Given problem: Write out the records again, exactly, leaving none out.
━━━━━━━━━━━━━━━━
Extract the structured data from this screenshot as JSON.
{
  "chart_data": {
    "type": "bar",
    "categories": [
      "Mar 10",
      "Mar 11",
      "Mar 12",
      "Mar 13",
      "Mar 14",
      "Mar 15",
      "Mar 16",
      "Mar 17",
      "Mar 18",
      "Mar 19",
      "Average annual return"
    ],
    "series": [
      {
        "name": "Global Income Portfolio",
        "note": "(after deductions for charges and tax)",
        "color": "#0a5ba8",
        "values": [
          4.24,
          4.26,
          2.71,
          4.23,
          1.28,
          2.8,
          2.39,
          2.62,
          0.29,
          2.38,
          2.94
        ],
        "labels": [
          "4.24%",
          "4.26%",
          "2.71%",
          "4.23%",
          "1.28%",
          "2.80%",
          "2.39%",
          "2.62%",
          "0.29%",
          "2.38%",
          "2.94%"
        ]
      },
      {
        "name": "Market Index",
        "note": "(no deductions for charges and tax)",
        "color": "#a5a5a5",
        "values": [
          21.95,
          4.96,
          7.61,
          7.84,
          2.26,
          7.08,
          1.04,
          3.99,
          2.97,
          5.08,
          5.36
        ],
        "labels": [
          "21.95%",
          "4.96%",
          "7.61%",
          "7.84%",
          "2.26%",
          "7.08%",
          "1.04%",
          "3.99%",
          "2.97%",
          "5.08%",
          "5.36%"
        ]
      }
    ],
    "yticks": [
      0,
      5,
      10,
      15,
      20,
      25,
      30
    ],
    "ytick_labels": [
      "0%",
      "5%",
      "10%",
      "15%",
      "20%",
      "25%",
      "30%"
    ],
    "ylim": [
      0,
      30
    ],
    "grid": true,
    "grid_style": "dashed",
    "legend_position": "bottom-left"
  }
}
━━━━━━━━━━━━━━━━
Completed exercise:
Extract the structured data from this screenshot as JSON.
{
  "chart_data": {
    "type": "bar",
    "categories": [
      "Mar 10",
      "Mar 11",
      "Mar 12",
      "Mar 13",
      "Mar 14",
      "Mar 15",
      "Mar 16",
      "Mar 17",
      "Mar 18",
      "Mar 19",
      "Average annual return"
    ],
    "series": [
      {
        "name": "Global Income Portfolio",
        "note": "(after deductions for charges and tax)",
        "color": "#0a5ba8",
        "values": [
          4.24,
          4.26,
          2.71,
          4.23,
          1.28,
          2.8,
          2.39,
          2.62,
          0.29,
          2.38,
          2.94
        ],
        "labels": [
          "4.24%",
          "4.26%",
          "2.71%",
          "4.23%",
          "1.28%",
          "2.80%",
          "2.39%",
          "2.62%",
          "0.29%",
          "2.38%",
          "2.94%"
        ]
      },
      {
        "name": "Market Index",
        "note": "(no deductions for charges and tax)",
        "color": "#a5a5a5",
        "values": [
          21.95,
          4.96,
          7.61,
          7.84,
          2.26,
          7.08,
          1.04,
          3.99,
          2.97,
          5.08,
          5.36
        ],
        "labels": [
          "21.95%",
          "4.96%",
          "7.61%",
          "7.84%",
          "2.26%",
          "7.08%",
          "1.04%",
          "3.99%",
          "2.97%",
          "5.08%",
          "5.36%"
        ]
      }
    ],
    "yticks": [
      0,
      5,
      10,
      15,
      20,
      25,
      30
    ],
    "ytick_labels": [
      "0%",
      "5%",
      "10%",
      "15%",
      "20%",
      "25%",
      "30%"
    ],
    "ylim": [
      0,
      30
    ],
    "grid": true,
    "grid_style": "dashed",
    "legend_position": "bottom-left"
  }
}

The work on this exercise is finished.